Task to carry out:
Set down the material below word for word, excluding the pictures.

Saved entries:
--
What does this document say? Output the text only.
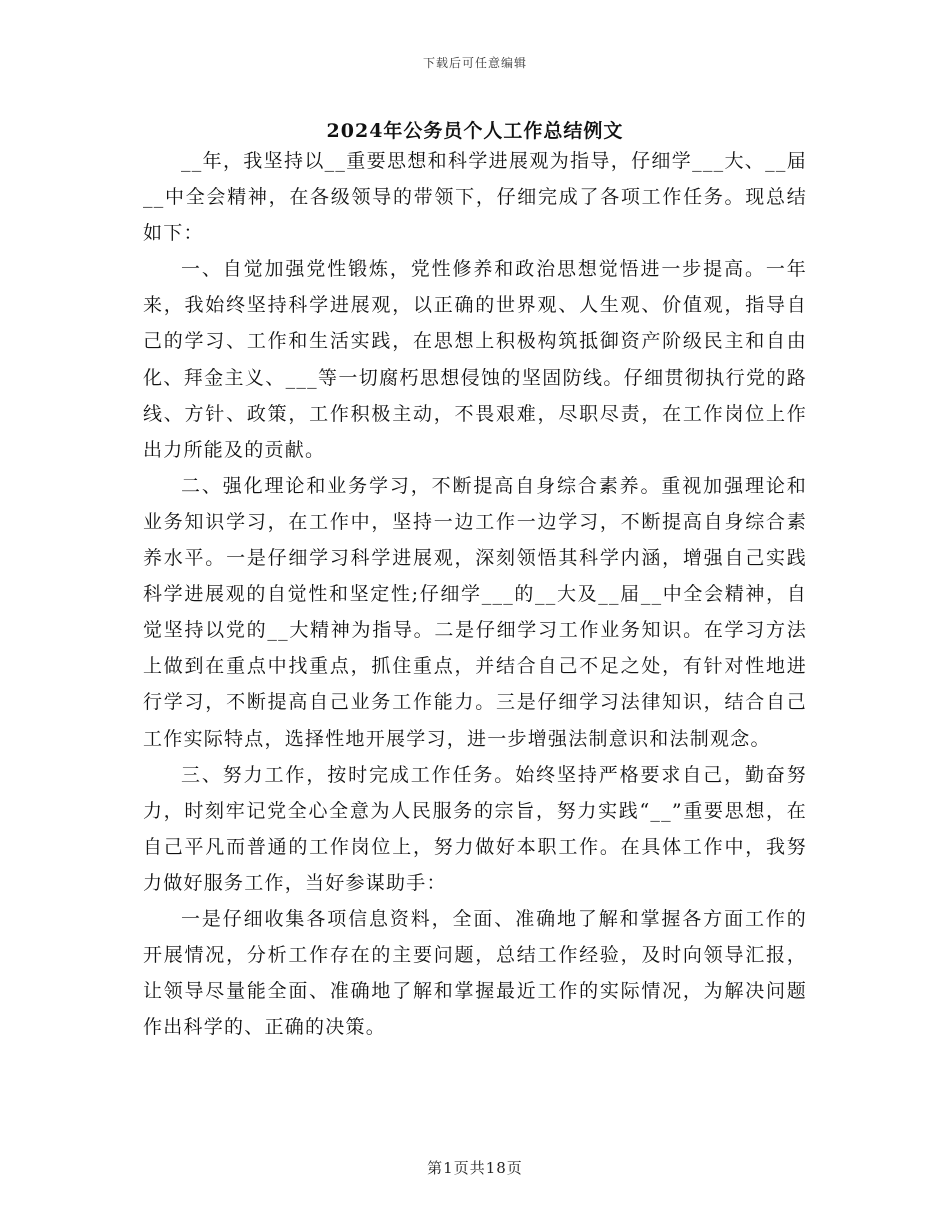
下载后可任意编辑
2024年公务员个人工作总结例文

__年，我坚持以__重要思想和科学进展观为指导，仔细学___大、__届__中全会精神，在各级领导的带领下，仔细完成了各项工作任务。现总结如下：

一、自觉加强党性锻炼，党性修养和政治思想觉悟进一步提高。一年来，我始终坚持科学进展观，以正确的世界观、人生观、价值观，指导自己的学习、工作和生活实践，在思想上积极构筑抵御资产阶级民主和自由化、拜金主义、___等一切腐朽思想侵蚀的坚固防线。仔细贯彻执行党的路线、方针、政策，工作积极主动，不畏艰难，尽职尽责，在工作岗位上作出力所能及的贡献。

二、强化理论和业务学习，不断提高自身综合素养。重视加强理论和业务知识学习，在工作中，坚持一边工作一边学习，不断提高自身综合素养水平。一是仔细学习科学进展观，深刻领悟其科学内涵，增强自己实践科学进展观的自觉性和坚定性;仔细学___的__大及__届__中全会精神，自觉坚持以党的__大精神为指导。二是仔细学习工作业务知识。在学习方法上做到在重点中找重点，抓住重点，并结合自己不足之处，有针对性地进行学习，不断提高自己业务工作能力。三是仔细学习法律知识，结合自己工作实际特点，选择性地开展学习，进一步增强法制意识和法制观念。

三、努力工作，按时完成工作任务。始终坚持严格要求自己，勤奋努力，时刻牢记党全心全意为人民服务的宗旨，努力实践“__”重要思想，在自己平凡而普通的工作岗位上，努力做好本职工作。在具体工作中，我努力做好服务工作，当好参谋助手：

一是仔细收集各项信息资料，全面、准确地了解和掌握各方面工作的开展情况，分析工作存在的主要问题，总结工作经验，及时向领导汇报，让领导尽量能全面、准确地了解和掌握最近工作的实际情况，为解决问题作出科学的、正确的决策。

第1页共18页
--
Solution:
What does this document say? Output the text only.
下载后可任意编辑
2024年公务员个人工作总结例文

__年，我坚持以__重要思想和科学进展观为指导，仔细学___大、__届__中全会精神，在各级领导的带领下，仔细完成了各项工作任务。现总结如下：

一、自觉加强党性锻炼，党性修养和政治思想觉悟进一步提高。一年来，我始终坚持科学进展观，以正确的世界观、人生观、价值观，指导自己的学习、工作和生活实践，在思想上积极构筑抵御资产阶级民主和自由化、拜金主义、___等一切腐朽思想侵蚀的坚固防线。仔细贯彻执行党的路线、方针、政策，工作积极主动，不畏艰难，尽职尽责，在工作岗位上作出力所能及的贡献。

二、强化理论和业务学习，不断提高自身综合素养。重视加强理论和业务知识学习，在工作中，坚持一边工作一边学习，不断提高自身综合素养水平。一是仔细学习科学进展观，深刻领悟其科学内涵，增强自己实践科学进展观的自觉性和坚定性;仔细学___的__大及__届__中全会精神，自觉坚持以党的__大精神为指导。二是仔细学习工作业务知识。在学习方法上做到在重点中找重点，抓住重点，并结合自己不足之处，有针对性地进行学习，不断提高自己业务工作能力。三是仔细学习法律知识，结合自己工作实际特点，选择性地开展学习，进一步增强法制意识和法制观念。

三、努力工作，按时完成工作任务。始终坚持严格要求自己，勤奋努力，时刻牢记党全心全意为人民服务的宗旨，努力实践“__”重要思想，在自己平凡而普通的工作岗位上，努力做好本职工作。在具体工作中，我努力做好服务工作，当好参谋助手：

一是仔细收集各项信息资料，全面、准确地了解和掌握各方面工作的开展情况，分析工作存在的主要问题，总结工作经验，及时向领导汇报，让领导尽量能全面、准确地了解和掌握最近工作的实际情况，为解决问题作出科学的、正确的决策。

第1页共18页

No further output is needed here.